▶ **Exercise requirements**: Read the listing and extract each line that includes the word "Spending".

[Begin]

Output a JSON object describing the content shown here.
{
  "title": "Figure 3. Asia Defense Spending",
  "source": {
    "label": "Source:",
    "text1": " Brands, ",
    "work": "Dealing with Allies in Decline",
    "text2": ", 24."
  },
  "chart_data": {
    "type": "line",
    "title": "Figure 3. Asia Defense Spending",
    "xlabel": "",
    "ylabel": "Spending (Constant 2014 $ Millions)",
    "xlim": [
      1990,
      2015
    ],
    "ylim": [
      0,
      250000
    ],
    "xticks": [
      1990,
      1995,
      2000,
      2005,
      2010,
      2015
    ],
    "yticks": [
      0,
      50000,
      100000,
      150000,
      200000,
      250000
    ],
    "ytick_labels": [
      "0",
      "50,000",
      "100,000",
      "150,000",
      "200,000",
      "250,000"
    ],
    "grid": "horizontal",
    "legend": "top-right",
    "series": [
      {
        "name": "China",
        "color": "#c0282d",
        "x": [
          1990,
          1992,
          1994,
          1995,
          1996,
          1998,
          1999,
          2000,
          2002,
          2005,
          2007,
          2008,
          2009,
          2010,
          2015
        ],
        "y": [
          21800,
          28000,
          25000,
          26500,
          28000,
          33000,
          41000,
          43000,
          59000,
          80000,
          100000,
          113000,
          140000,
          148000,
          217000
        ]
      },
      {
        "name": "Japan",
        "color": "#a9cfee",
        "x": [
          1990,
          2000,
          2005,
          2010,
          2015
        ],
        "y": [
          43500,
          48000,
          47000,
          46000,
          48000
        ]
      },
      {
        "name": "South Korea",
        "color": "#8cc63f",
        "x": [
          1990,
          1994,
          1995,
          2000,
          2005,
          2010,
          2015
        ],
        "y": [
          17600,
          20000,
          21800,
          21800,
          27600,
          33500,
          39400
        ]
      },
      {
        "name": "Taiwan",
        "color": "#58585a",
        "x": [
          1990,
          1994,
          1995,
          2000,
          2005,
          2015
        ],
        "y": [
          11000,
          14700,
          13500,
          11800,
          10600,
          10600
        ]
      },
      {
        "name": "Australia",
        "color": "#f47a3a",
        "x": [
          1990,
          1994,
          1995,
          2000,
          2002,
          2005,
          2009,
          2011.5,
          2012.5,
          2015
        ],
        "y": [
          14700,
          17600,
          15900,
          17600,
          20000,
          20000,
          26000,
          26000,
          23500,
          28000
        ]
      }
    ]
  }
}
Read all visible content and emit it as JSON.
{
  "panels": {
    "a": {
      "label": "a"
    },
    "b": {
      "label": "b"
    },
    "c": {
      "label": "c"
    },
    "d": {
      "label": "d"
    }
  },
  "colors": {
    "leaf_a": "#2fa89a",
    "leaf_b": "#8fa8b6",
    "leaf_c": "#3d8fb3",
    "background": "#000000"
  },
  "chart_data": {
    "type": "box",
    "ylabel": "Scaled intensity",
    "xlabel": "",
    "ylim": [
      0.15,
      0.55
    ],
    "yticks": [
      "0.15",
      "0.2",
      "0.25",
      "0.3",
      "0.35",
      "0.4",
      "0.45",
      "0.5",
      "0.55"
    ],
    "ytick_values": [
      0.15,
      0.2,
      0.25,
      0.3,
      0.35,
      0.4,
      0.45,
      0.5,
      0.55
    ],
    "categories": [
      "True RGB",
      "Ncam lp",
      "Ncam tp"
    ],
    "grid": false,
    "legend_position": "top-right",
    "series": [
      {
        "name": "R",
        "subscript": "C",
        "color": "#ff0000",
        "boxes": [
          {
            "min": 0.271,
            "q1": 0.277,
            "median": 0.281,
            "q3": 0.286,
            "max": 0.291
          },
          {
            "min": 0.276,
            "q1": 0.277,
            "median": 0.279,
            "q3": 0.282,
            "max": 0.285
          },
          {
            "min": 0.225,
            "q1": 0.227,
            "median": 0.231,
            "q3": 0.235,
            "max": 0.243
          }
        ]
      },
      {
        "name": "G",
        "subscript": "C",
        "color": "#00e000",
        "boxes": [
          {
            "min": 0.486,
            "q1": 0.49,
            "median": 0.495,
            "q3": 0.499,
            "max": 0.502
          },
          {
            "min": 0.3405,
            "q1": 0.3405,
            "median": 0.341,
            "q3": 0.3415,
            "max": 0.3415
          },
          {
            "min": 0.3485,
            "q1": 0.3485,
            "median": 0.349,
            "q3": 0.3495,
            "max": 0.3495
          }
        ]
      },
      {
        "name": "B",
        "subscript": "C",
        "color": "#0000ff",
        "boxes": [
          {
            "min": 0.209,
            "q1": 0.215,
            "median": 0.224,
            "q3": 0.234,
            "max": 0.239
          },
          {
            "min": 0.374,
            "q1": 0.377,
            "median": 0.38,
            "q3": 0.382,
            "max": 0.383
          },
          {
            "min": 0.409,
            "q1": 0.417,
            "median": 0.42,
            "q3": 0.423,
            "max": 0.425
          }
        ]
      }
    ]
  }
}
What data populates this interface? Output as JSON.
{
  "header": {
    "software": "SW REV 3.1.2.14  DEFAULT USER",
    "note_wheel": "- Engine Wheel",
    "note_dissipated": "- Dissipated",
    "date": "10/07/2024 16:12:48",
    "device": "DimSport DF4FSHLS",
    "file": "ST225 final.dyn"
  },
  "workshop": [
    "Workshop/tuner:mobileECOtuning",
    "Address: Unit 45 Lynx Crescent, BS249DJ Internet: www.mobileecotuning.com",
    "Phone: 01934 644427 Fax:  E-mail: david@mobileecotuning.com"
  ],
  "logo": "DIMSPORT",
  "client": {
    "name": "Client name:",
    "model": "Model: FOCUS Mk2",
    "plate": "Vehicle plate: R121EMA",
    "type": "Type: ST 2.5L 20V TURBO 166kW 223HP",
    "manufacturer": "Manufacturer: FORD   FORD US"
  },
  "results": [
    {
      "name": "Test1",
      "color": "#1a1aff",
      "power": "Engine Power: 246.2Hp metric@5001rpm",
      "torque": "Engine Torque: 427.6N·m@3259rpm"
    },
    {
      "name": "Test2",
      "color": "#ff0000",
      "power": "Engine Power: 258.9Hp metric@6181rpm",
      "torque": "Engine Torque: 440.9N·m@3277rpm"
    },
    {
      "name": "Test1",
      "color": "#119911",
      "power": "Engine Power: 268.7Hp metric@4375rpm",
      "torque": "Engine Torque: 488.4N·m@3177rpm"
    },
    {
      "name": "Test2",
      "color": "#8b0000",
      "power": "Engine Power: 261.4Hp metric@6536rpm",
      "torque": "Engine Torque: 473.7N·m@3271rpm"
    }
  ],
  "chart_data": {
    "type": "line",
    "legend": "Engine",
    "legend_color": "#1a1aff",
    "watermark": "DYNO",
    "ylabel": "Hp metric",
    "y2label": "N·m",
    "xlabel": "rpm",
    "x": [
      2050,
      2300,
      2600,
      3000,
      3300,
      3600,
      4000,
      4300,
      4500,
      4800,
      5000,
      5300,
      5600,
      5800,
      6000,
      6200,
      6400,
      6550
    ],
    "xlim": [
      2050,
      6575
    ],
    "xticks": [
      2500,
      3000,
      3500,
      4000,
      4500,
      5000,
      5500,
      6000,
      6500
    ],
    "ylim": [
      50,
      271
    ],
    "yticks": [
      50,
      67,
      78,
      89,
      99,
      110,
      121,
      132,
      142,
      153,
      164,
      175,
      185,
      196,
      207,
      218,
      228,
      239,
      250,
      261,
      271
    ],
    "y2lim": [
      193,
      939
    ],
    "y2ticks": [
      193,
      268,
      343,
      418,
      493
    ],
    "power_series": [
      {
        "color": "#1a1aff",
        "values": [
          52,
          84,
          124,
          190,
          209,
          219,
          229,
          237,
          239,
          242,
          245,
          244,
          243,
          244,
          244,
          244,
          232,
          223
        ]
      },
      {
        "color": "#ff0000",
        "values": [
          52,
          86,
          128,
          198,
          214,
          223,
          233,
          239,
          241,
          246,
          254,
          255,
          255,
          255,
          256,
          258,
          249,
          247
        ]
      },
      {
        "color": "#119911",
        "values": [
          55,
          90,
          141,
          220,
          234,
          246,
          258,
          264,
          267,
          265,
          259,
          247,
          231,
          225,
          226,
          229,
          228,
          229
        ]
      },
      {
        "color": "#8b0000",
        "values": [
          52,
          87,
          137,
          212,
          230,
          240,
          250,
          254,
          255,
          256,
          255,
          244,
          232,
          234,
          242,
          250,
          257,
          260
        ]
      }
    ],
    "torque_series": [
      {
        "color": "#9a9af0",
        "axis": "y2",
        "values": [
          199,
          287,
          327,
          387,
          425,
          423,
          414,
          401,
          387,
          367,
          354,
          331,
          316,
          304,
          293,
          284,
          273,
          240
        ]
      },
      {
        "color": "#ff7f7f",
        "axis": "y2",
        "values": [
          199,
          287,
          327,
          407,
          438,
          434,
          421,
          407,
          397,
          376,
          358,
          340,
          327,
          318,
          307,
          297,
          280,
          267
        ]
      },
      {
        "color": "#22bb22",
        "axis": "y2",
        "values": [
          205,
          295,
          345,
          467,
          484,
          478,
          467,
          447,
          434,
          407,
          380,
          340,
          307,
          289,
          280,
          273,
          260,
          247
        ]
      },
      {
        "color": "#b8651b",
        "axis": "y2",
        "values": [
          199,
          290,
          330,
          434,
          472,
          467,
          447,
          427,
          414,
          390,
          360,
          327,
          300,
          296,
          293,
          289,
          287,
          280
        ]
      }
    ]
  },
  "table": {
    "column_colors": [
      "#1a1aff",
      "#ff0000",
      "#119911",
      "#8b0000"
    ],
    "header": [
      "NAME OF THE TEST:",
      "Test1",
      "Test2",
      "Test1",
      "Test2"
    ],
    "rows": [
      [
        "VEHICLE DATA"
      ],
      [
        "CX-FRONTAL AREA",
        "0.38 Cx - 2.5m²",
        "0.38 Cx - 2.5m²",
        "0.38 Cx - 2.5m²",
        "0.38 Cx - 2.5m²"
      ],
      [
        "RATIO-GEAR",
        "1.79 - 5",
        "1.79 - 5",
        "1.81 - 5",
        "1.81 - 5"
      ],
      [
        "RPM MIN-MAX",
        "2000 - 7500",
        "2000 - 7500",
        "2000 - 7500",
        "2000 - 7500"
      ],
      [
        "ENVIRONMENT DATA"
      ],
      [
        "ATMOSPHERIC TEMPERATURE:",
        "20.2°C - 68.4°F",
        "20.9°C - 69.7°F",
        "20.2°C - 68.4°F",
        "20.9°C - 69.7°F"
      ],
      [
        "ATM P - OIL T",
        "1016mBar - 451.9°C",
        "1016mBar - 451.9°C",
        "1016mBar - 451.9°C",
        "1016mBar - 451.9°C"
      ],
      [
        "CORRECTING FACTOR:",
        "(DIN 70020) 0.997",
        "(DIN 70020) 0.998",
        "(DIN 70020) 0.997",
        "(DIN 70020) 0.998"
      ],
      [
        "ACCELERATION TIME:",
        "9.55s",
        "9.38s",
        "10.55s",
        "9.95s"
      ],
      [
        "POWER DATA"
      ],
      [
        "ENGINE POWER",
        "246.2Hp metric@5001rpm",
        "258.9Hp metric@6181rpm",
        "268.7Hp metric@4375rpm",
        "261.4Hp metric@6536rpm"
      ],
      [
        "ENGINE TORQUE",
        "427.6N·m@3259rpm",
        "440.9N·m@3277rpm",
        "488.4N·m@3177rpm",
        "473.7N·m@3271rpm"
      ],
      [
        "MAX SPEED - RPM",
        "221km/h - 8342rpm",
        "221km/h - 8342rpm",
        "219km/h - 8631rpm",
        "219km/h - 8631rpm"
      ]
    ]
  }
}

[End]

▶ **Solution for this problem**:
  "title": "Figure 3. Asia Defense Spending",
    "title": "Figure 3. Asia Defense Spending",
    "ylabel": "Spending (Constant 2014 $ Millions)",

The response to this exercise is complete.